> _YOUR INSTRUCTIONS_: Set down a true copy of the data, with all pictures left out.

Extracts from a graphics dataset

+===+

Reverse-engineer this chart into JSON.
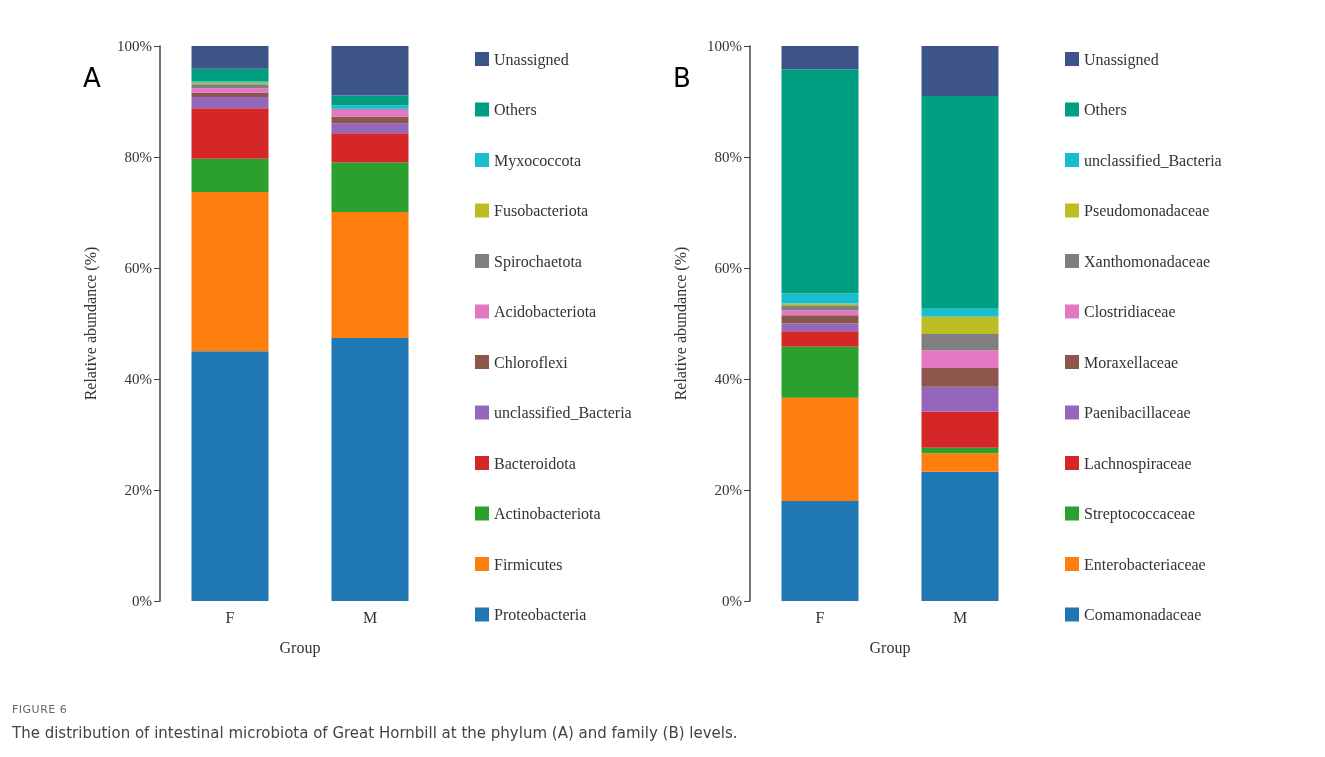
{
  "chart_data": [
    {
      "type": "bar",
      "title": "A",
      "xlabel": "Group",
      "ylabel": "Relative abundance (%)",
      "categories": [
        "F",
        "M"
      ],
      "stacked": true,
      "legend": "right",
      "grid": false,
      "ylim": [
        0,
        100
      ],
      "yticks": [
        {
          "value": 0,
          "label": "0%"
        },
        {
          "value": 20,
          "label": "20%"
        },
        {
          "value": 40,
          "label": "40%"
        },
        {
          "value": 60,
          "label": "60%"
        },
        {
          "value": 80,
          "label": "80%"
        },
        {
          "value": 100,
          "label": "100%"
        }
      ],
      "series": [
        {
          "name": "Proteobacteria",
          "color": "#1f77b4",
          "values": [
            45.0,
            47.4
          ]
        },
        {
          "name": "Firmicutes",
          "color": "#ff7f0e",
          "values": [
            28.7,
            22.7
          ]
        },
        {
          "name": "Actinobacteriota",
          "color": "#2ca02c",
          "values": [
            6.0,
            8.9
          ]
        },
        {
          "name": "Bacteroidota",
          "color": "#d62728",
          "values": [
            9.1,
            5.3
          ]
        },
        {
          "name": "unclassified_Bacteria",
          "color": "#9467bd",
          "values": [
            2.0,
            1.8
          ]
        },
        {
          "name": "Chloroflexi",
          "color": "#8c564b",
          "values": [
            0.8,
            1.2
          ]
        },
        {
          "name": "Acidobacteriota",
          "color": "#e377c2",
          "values": [
            0.8,
            1.2
          ]
        },
        {
          "name": "Spirochaetota",
          "color": "#7f7f7f",
          "values": [
            0.7,
            0.2
          ]
        },
        {
          "name": "Fusobacteriota",
          "color": "#bcbd22",
          "values": [
            0.3,
            null
          ]
        },
        {
          "name": "Myxococcota",
          "color": "#17becf",
          "values": [
            0.2,
            0.6
          ]
        },
        {
          "name": "Others",
          "color": "#009e80",
          "values": [
            2.3,
            1.8
          ]
        },
        {
          "name": "Unassigned",
          "color": "#3c5488",
          "values": [
            4.1,
            8.9
          ]
        }
      ],
      "annotations": [
        "FIGURE 6",
        "The distribution of intestinal microbiota of Great Hornbill at the phylum (A) and family (B) levels."
      ]
    },
    {
      "type": "bar",
      "title": "B",
      "xlabel": "Group",
      "ylabel": "Relative abundance (%)",
      "categories": [
        "F",
        "M"
      ],
      "stacked": true,
      "legend": "right",
      "grid": false,
      "ylim": [
        0,
        100
      ],
      "yticks": [
        {
          "value": 0,
          "label": "0%"
        },
        {
          "value": 20,
          "label": "20%"
        },
        {
          "value": 40,
          "label": "40%"
        },
        {
          "value": 60,
          "label": "60%"
        },
        {
          "value": 80,
          "label": "80%"
        },
        {
          "value": 100,
          "label": "100%"
        }
      ],
      "series": [
        {
          "name": "Comamonadaceae",
          "color": "#1f77b4",
          "values": [
            18.0,
            23.3
          ]
        },
        {
          "name": "Enterobacteriaceae",
          "color": "#ff7f0e",
          "values": [
            18.6,
            3.3
          ]
        },
        {
          "name": "Streptococcaceae",
          "color": "#2ca02c",
          "values": [
            9.2,
            1.0
          ]
        },
        {
          "name": "Lachnospiraceae",
          "color": "#d62728",
          "values": [
            2.8,
            6.5
          ]
        },
        {
          "name": "Paenibacillaceae",
          "color": "#9467bd",
          "values": [
            1.4,
            4.5
          ]
        },
        {
          "name": "Moraxellaceae",
          "color": "#8c564b",
          "values": [
            1.5,
            3.4
          ]
        },
        {
          "name": "Clostridiaceae",
          "color": "#e377c2",
          "values": [
            0.9,
            3.2
          ]
        },
        {
          "name": "Xanthomonadaceae",
          "color": "#7f7f7f",
          "values": [
            0.9,
            2.9
          ]
        },
        {
          "name": "Pseudomonadaceae",
          "color": "#bcbd22",
          "values": [
            0.3,
            3.1
          ]
        },
        {
          "name": "unclassified_Bacteria",
          "color": "#17becf",
          "values": [
            1.8,
            1.6
          ]
        },
        {
          "name": "Others",
          "color": "#009e80",
          "values": [
            40.4,
            38.2
          ]
        },
        {
          "name": "Unassigned",
          "color": "#3c5488",
          "values": [
            4.2,
            9.0
          ]
        }
      ]
    }
  ]
}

+===+

> _OUTPUT OF THE TASK_:
Reverse-engineer this chart into JSON.
{
  "chart_data": [
    {
      "type": "bar",
      "title": "A",
      "xlabel": "Group",
      "ylabel": "Relative abundance (%)",
      "categories": [
        "F",
        "M"
      ],
      "stacked": true,
      "legend": "right",
      "grid": false,
      "ylim": [
        0,
        100
      ],
      "yticks": [
        {
          "value": 0,
          "label": "0%"
        },
        {
          "value": 20,
          "label": "20%"
        },
        {
          "value": 40,
          "label": "40%"
        },
        {
          "value": 60,
          "label": "60%"
        },
        {
          "value": 80,
          "label": "80%"
        },
        {
          "value": 100,
          "label": "100%"
        }
      ],
      "series": [
        {
          "name": "Proteobacteria",
          "color": "#1f77b4",
          "values": [
            45.0,
            47.4
          ]
        },
        {
          "name": "Firmicutes",
          "color": "#ff7f0e",
          "values": [
            28.7,
            22.7
          ]
        },
        {
          "name": "Actinobacteriota",
          "color": "#2ca02c",
          "values": [
            6.0,
            8.9
          ]
        },
        {
          "name": "Bacteroidota",
          "color": "#d62728",
          "values": [
            9.1,
            5.3
          ]
        },
        {
          "name": "unclassified_Bacteria",
          "color": "#9467bd",
          "values": [
            2.0,
            1.8
          ]
        },
        {
          "name": "Chloroflexi",
          "color": "#8c564b",
          "values": [
            0.8,
            1.2
          ]
        },
        {
          "name": "Acidobacteriota",
          "color": "#e377c2",
          "values": [
            0.8,
            1.2
          ]
        },
        {
          "name": "Spirochaetota",
          "color": "#7f7f7f",
          "values": [
            0.7,
            0.2
          ]
        },
        {
          "name": "Fusobacteriota",
          "color": "#bcbd22",
          "values": [
            0.3,
            null
          ]
        },
        {
          "name": "Myxococcota",
          "color": "#17becf",
          "values": [
            0.2,
            0.6
          ]
        },
        {
          "name": "Others",
          "color": "#009e80",
          "values": [
            2.3,
            1.8
          ]
        },
        {
          "name": "Unassigned",
          "color": "#3c5488",
          "values": [
            4.1,
            8.9
          ]
        }
      ],
      "annotations": [
        "FIGURE 6",
        "The distribution of intestinal microbiota of Great Hornbill at the phylum (A) and family (B) levels."
      ]
    },
    {
      "type": "bar",
      "title": "B",
      "xlabel": "Group",
      "ylabel": "Relative abundance (%)",
      "categories": [
        "F",
        "M"
      ],
      "stacked": true,
      "legend": "right",
      "grid": false,
      "ylim": [
        0,
        100
      ],
      "yticks": [
        {
          "value": 0,
          "label": "0%"
        },
        {
          "value": 20,
          "label": "20%"
        },
        {
          "value": 40,
          "label": "40%"
        },
        {
          "value": 60,
          "label": "60%"
        },
        {
          "value": 80,
          "label": "80%"
        },
        {
          "value": 100,
          "label": "100%"
        }
      ],
      "series": [
        {
          "name": "Comamonadaceae",
          "color": "#1f77b4",
          "values": [
            18.0,
            23.3
          ]
        },
        {
          "name": "Enterobacteriaceae",
          "color": "#ff7f0e",
          "values": [
            18.6,
            3.3
          ]
        },
        {
          "name": "Streptococcaceae",
          "color": "#2ca02c",
          "values": [
            9.2,
            1.0
          ]
        },
        {
          "name": "Lachnospiraceae",
          "color": "#d62728",
          "values": [
            2.8,
            6.5
          ]
        },
        {
          "name": "Paenibacillaceae",
          "color": "#9467bd",
          "values": [
            1.4,
            4.5
          ]
        },
        {
          "name": "Moraxellaceae",
          "color": "#8c564b",
          "values": [
            1.5,
            3.4
          ]
        },
        {
          "name": "Clostridiaceae",
          "color": "#e377c2",
          "values": [
            0.9,
            3.2
          ]
        },
        {
          "name": "Xanthomonadaceae",
          "color": "#7f7f7f",
          "values": [
            0.9,
            2.9
          ]
        },
        {
          "name": "Pseudomonadaceae",
          "color": "#bcbd22",
          "values": [
            0.3,
            3.1
          ]
        },
        {
          "name": "unclassified_Bacteria",
          "color": "#17becf",
          "values": [
            1.8,
            1.6
          ]
        },
        {
          "name": "Others",
          "color": "#009e80",
          "values": [
            40.4,
            38.2
          ]
        },
        {
          "name": "Unassigned",
          "color": "#3c5488",
          "values": [
            4.2,
            9.0
          ]
        }
      ]
    }
  ]
}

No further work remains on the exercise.